(What you have to do): Write out every single entry exactly.

Dataset records
========================================

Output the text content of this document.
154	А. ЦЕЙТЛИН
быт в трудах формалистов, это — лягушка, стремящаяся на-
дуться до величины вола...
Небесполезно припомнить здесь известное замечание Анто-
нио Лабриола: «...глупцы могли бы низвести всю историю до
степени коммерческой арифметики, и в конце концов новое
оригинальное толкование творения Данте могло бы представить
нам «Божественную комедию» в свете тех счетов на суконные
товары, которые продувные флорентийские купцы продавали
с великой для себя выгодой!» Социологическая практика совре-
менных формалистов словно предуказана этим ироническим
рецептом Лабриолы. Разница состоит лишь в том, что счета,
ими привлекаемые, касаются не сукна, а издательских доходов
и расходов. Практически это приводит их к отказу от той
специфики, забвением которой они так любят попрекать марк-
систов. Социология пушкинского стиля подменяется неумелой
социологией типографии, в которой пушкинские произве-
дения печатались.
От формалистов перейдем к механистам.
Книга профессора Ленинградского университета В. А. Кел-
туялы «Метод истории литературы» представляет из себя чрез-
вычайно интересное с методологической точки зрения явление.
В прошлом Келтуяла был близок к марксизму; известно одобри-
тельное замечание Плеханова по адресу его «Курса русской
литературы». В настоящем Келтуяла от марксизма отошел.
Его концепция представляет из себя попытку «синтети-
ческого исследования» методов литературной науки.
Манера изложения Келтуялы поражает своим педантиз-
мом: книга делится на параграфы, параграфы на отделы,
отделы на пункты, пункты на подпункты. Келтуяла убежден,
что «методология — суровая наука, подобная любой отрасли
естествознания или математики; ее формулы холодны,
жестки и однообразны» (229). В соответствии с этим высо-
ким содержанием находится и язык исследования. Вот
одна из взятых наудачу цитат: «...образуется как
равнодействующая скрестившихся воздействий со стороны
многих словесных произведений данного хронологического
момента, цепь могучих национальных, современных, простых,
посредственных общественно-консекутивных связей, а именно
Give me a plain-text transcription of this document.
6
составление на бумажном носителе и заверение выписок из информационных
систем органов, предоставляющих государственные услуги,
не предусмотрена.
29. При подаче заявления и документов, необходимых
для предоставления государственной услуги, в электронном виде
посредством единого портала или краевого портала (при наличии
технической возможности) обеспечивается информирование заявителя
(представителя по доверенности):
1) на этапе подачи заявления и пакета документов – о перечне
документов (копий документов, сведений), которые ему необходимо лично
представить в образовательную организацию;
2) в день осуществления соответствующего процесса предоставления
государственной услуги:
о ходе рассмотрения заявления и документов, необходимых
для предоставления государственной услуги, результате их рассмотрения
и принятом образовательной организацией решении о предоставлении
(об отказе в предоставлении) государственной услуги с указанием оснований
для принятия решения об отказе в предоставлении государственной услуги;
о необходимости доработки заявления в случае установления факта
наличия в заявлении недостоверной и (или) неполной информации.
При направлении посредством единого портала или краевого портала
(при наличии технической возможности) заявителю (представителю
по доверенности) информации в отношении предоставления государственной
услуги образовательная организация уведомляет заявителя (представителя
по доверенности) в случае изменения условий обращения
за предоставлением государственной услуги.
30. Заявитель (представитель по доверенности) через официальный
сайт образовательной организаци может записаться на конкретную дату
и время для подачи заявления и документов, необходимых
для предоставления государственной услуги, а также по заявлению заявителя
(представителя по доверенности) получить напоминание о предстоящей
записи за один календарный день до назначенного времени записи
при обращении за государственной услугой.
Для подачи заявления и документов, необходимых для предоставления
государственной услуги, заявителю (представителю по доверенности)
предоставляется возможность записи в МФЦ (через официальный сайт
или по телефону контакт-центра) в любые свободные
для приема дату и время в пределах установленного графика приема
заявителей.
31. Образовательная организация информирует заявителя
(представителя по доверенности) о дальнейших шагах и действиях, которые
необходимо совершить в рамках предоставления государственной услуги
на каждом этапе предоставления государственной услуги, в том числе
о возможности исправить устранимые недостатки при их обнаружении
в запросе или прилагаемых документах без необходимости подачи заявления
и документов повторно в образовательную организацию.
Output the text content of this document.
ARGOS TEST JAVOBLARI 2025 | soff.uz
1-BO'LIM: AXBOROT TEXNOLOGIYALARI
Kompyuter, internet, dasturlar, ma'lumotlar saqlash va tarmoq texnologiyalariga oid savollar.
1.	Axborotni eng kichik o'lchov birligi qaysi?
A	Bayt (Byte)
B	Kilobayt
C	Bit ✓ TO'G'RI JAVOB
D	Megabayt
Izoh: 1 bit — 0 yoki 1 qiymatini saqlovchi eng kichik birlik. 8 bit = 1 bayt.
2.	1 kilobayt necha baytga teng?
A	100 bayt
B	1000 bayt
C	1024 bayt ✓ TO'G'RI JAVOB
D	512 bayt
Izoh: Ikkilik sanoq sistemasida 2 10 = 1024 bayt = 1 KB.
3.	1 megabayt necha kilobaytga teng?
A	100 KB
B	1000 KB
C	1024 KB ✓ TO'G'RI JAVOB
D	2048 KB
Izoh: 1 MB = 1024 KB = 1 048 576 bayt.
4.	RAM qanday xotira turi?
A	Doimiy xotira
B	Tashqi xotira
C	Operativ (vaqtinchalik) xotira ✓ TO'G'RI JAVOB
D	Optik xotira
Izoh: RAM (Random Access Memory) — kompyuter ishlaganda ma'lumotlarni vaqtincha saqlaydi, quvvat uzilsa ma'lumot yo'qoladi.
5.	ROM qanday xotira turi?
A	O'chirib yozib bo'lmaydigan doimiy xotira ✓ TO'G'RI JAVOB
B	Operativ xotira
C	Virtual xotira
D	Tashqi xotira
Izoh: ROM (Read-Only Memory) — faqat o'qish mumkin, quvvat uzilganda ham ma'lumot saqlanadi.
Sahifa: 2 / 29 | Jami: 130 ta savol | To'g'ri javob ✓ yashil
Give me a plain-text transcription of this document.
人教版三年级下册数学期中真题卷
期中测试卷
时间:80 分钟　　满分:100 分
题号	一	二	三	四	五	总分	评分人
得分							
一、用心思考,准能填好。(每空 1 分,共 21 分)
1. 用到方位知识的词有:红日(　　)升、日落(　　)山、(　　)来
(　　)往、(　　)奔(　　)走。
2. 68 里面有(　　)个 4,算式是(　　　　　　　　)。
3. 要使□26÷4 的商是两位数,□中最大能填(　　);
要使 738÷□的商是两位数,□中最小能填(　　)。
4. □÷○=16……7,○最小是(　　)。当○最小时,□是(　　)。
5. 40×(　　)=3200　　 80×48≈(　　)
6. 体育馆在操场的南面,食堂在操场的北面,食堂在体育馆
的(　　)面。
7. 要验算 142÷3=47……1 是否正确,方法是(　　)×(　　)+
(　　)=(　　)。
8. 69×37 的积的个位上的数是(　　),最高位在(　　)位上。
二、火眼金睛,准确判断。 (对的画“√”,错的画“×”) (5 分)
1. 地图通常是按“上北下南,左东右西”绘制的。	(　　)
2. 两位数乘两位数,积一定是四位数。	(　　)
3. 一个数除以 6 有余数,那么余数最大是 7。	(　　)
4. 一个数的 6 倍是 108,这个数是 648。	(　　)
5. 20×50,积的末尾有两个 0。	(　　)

========================================

(Exercise answer):
Output the text content of this document.
154	А. ЦЕЙТЛИН
быт в трудах формалистов, это — лягушка, стремящаяся на-
дуться до величины вола...
Небесполезно припомнить здесь известное замечание Анто-
нио Лабриола: «...глупцы могли бы низвести всю историю до
степени коммерческой арифметики, и в конце концов новое
оригинальное толкование творения Данте могло бы представить
нам «Божественную комедию» в свете тех счетов на суконные
товары, которые продувные флорентийские купцы продавали
с великой для себя выгодой!» Социологическая практика совре-
менных формалистов словно предуказана этим ироническим
рецептом Лабриолы. Разница состоит лишь в том, что счета,
ими привлекаемые, касаются не сукна, а издательских доходов
и расходов. Практически это приводит их к отказу от той
специфики, забвением которой они так любят попрекать марк-
систов. Социология пушкинского стиля подменяется неумелой
социологией типографии, в которой пушкинские произве-
дения печатались.
От формалистов перейдем к механистам.
Книга профессора Ленинградского университета В. А. Кел-
туялы «Метод истории литературы» представляет из себя чрез-
вычайно интересное с методологической точки зрения явление.
В прошлом Келтуяла был близок к марксизму; известно одобри-
тельное замечание Плеханова по адресу его «Курса русской
литературы». В настоящем Келтуяла от марксизма отошел.
Его концепция представляет из себя попытку «синтети-
ческого исследования» методов литературной науки.
Манера изложения Келтуялы поражает своим педантиз-
мом: книга делится на параграфы, параграфы на отделы,
отделы на пункты, пункты на подпункты. Келтуяла убежден,
что «методология — суровая наука, подобная любой отрасли
естествознания или математики; ее формулы холодны,
жестки и однообразны» (229). В соответствии с этим высо-
ким содержанием находится и язык исследования. Вот
одна из взятых наудачу цитат: «...образуется как
равнодействующая скрестившихся воздействий со стороны
многих словесных произведений данного хронологического
момента, цепь могучих национальных, современных, простых,
посредственных общественно-консекутивных связей, а именно
Give me a plain-text transcription of this document.
6
составление на бумажном носителе и заверение выписок из информационных
систем органов, предоставляющих государственные услуги,
не предусмотрена.
29. При подаче заявления и документов, необходимых
для предоставления государственной услуги, в электронном виде
посредством единого портала или краевого портала (при наличии
технической возможности) обеспечивается информирование заявителя
(представителя по доверенности):
1) на этапе подачи заявления и пакета документов – о перечне
документов (копий документов, сведений), которые ему необходимо лично
представить в образовательную организацию;
2) в день осуществления соответствующего процесса предоставления
государственной услуги:
о ходе рассмотрения заявления и документов, необходимых
для предоставления государственной услуги, результате их рассмотрения
и принятом образовательной организацией решении о предоставлении
(об отказе в предоставлении) государственной услуги с указанием оснований
для принятия решения об отказе в предоставлении государственной услуги;
о необходимости доработки заявления в случае установления факта
наличия в заявлении недостоверной и (или) неполной информации.
При направлении посредством единого портала или краевого портала
(при наличии технической возможности) заявителю (представителю
по доверенности) информации в отношении предоставления государственной
услуги образовательная организация уведомляет заявителя (представителя
по доверенности) в случае изменения условий обращения
за предоставлением государственной услуги.
30. Заявитель (представитель по доверенности) через официальный
сайт образовательной организаци может записаться на конкретную дату
и время для подачи заявления и документов, необходимых
для предоставления государственной услуги, а также по заявлению заявителя
(представителя по доверенности) получить напоминание о предстоящей
записи за один календарный день до назначенного времени записи
при обращении за государственной услугой.
Для подачи заявления и документов, необходимых для предоставления
государственной услуги, заявителю (представителю по доверенности)
предоставляется возможность записи в МФЦ (через официальный сайт
или по телефону контакт-центра) в любые свободные
для приема дату и время в пределах установленного графика приема
заявителей.
31. Образовательная организация информирует заявителя
(представителя по доверенности) о дальнейших шагах и действиях, которые
необходимо совершить в рамках предоставления государственной услуги
на каждом этапе предоставления государственной услуги, в том числе
о возможности исправить устранимые недостатки при их обнаружении
в запросе или прилагаемых документах без необходимости подачи заявления
и документов повторно в образовательную организацию.
Output the text content of this document.
ARGOS TEST JAVOBLARI 2025 | soff.uz
1-BO'LIM: AXBOROT TEXNOLOGIYALARI
Kompyuter, internet, dasturlar, ma'lumotlar saqlash va tarmoq texnologiyalariga oid savollar.
1.	Axborotni eng kichik o'lchov birligi qaysi?
A	Bayt (Byte)
B	Kilobayt
C	Bit ✓ TO'G'RI JAVOB
D	Megabayt
Izoh: 1 bit — 0 yoki 1 qiymatini saqlovchi eng kichik birlik. 8 bit = 1 bayt.
2.	1 kilobayt necha baytga teng?
A	100 bayt
B	1000 bayt
C	1024 bayt ✓ TO'G'RI JAVOB
D	512 bayt
Izoh: Ikkilik sanoq sistemasida 2 10 = 1024 bayt = 1 KB.
3.	1 megabayt necha kilobaytga teng?
A	100 KB
B	1000 KB
C	1024 KB ✓ TO'G'RI JAVOB
D	2048 KB
Izoh: 1 MB = 1024 KB = 1 048 576 bayt.
4.	RAM qanday xotira turi?
A	Doimiy xotira
B	Tashqi xotira
C	Operativ (vaqtinchalik) xotira ✓ TO'G'RI JAVOB
D	Optik xotira
Izoh: RAM (Random Access Memory) — kompyuter ishlaganda ma'lumotlarni vaqtincha saqlaydi, quvvat uzilsa ma'lumot yo'qoladi.
5.	ROM qanday xotira turi?
A	O'chirib yozib bo'lmaydigan doimiy xotira ✓ TO'G'RI JAVOB
B	Operativ xotira
C	Virtual xotira
D	Tashqi xotira
Izoh: ROM (Read-Only Memory) — faqat o'qish mumkin, quvvat uzilganda ham ma'lumot saqlanadi.
Sahifa: 2 / 29 | Jami: 130 ta savol | To'g'ri javob ✓ yashil
Give me a plain-text transcription of this document.
人教版三年级下册数学期中真题卷
期中测试卷
时间:80 分钟　　满分:100 分
题号	一	二	三	四	五	总分	评分人
得分							
一、用心思考,准能填好。(每空 1 分,共 21 分)
1. 用到方位知识的词有:红日(　　)升、日落(　　)山、(　　)来
(　　)往、(　　)奔(　　)走。
2. 68 里面有(　　)个 4,算式是(　　　　　　　　)。
3. 要使□26÷4 的商是两位数,□中最大能填(　　);
要使 738÷□的商是两位数,□中最小能填(　　)。
4. □÷○=16……7,○最小是(　　)。当○最小时,□是(　　)。
5. 40×(　　)=3200　　 80×48≈(　　)
6. 体育馆在操场的南面,食堂在操场的北面,食堂在体育馆
的(　　)面。
7. 要验算 142÷3=47……1 是否正确,方法是(　　)×(　　)+
(　　)=(　　)。
8. 69×37 的积的个位上的数是(　　),最高位在(　　)位上。
二、火眼金睛,准确判断。 (对的画“√”,错的画“×”) (5 分)
1. 地图通常是按“上北下南,左东右西”绘制的。	(　　)
2. 两位数乘两位数,积一定是四位数。	(　　)
3. 一个数除以 6 有余数,那么余数最大是 7。	(　　)
4. 一个数的 6 倍是 108,这个数是 648。	(　　)
5. 20×50,积的末尾有两个 0。	(　　)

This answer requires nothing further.